# Stated goal
In the entries, find all lines that hold the word "دولت" and copy them.

(Raw records)
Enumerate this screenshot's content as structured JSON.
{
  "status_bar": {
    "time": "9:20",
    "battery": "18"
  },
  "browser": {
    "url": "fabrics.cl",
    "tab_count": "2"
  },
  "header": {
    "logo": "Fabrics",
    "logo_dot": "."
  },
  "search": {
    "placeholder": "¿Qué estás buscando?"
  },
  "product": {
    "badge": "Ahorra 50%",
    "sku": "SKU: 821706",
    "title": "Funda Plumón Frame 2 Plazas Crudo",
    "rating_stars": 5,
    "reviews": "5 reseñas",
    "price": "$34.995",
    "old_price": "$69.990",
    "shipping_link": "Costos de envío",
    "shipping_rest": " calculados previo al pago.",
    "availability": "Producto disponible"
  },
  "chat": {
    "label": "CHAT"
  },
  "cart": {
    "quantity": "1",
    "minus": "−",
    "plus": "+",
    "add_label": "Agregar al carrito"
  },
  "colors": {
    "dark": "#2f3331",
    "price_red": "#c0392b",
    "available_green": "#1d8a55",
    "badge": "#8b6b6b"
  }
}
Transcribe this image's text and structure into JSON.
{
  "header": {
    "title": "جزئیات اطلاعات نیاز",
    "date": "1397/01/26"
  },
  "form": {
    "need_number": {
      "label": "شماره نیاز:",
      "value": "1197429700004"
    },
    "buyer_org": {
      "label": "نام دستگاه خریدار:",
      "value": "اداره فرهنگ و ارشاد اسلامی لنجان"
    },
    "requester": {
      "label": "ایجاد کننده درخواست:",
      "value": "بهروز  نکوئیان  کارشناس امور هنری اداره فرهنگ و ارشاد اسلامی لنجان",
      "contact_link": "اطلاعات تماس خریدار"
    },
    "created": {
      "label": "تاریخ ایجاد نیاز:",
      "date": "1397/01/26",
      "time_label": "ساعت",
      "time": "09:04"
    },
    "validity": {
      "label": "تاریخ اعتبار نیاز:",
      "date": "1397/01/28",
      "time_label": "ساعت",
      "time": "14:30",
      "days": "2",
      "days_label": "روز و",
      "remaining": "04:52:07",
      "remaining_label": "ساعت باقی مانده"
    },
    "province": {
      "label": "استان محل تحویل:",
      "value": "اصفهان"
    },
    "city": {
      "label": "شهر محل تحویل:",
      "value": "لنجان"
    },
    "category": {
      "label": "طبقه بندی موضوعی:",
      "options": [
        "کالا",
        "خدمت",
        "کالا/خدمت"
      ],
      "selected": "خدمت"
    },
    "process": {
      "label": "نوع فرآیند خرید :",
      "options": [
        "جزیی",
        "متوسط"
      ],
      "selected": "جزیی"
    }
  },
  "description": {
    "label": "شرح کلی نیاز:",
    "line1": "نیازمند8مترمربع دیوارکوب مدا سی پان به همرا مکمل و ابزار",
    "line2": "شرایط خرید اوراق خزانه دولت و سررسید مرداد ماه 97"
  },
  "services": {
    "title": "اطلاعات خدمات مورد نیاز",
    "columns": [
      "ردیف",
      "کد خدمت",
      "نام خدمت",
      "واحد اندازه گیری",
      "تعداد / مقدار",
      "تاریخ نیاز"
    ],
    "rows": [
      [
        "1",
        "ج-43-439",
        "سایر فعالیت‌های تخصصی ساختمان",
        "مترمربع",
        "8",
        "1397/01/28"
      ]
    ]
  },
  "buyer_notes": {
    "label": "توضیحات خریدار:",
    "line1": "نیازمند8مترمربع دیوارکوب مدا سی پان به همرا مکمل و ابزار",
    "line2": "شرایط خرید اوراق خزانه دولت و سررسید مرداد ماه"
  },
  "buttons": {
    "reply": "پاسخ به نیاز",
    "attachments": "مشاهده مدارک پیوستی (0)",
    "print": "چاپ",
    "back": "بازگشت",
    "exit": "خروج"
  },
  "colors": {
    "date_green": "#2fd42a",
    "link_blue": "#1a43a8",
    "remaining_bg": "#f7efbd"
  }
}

==

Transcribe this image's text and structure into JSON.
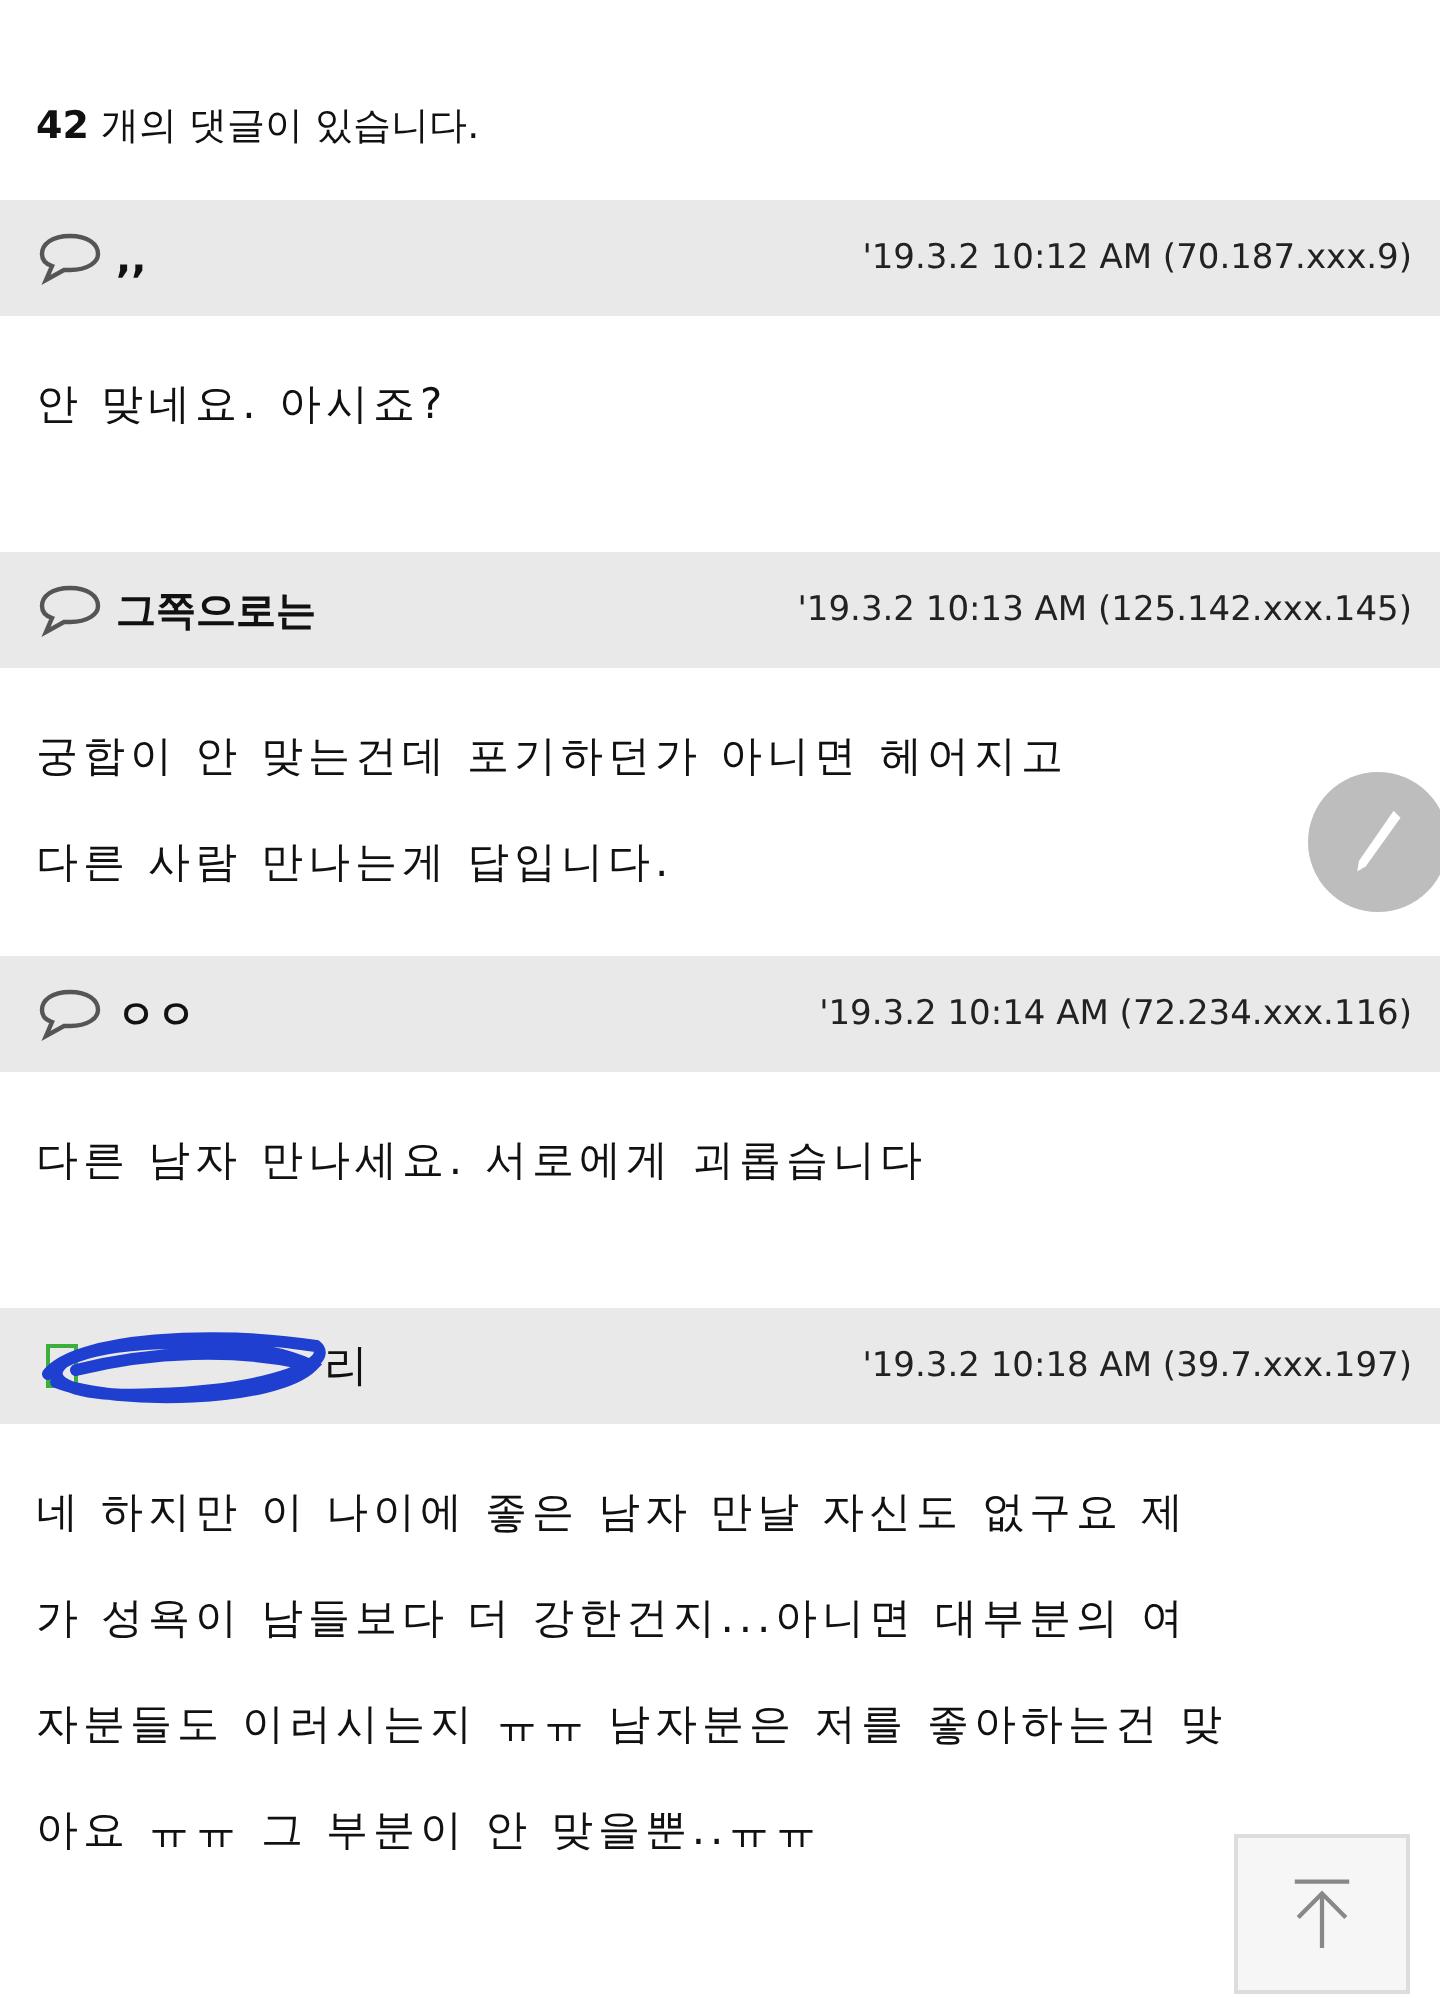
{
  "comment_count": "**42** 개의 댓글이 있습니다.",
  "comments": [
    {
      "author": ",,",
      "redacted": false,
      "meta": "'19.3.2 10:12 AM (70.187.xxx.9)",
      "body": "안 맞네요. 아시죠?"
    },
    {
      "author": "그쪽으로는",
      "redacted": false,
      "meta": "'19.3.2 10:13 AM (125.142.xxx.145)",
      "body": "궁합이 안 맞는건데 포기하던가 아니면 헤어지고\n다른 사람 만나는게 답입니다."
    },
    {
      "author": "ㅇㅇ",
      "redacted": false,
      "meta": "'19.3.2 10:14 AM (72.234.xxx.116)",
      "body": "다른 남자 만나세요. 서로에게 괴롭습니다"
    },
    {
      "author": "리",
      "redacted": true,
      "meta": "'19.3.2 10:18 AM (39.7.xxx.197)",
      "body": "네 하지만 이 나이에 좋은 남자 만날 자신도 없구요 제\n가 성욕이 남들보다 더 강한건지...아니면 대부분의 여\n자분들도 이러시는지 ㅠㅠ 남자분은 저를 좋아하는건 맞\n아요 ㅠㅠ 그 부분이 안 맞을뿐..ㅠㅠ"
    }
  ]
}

# The completed task
    "line2": "شرایط خرید اوراق خزانه دولت و سررسید مرداد ماه 97"
    "line2": "شرایط خرید اوراق خزانه دولت و سررسید مرداد ماه"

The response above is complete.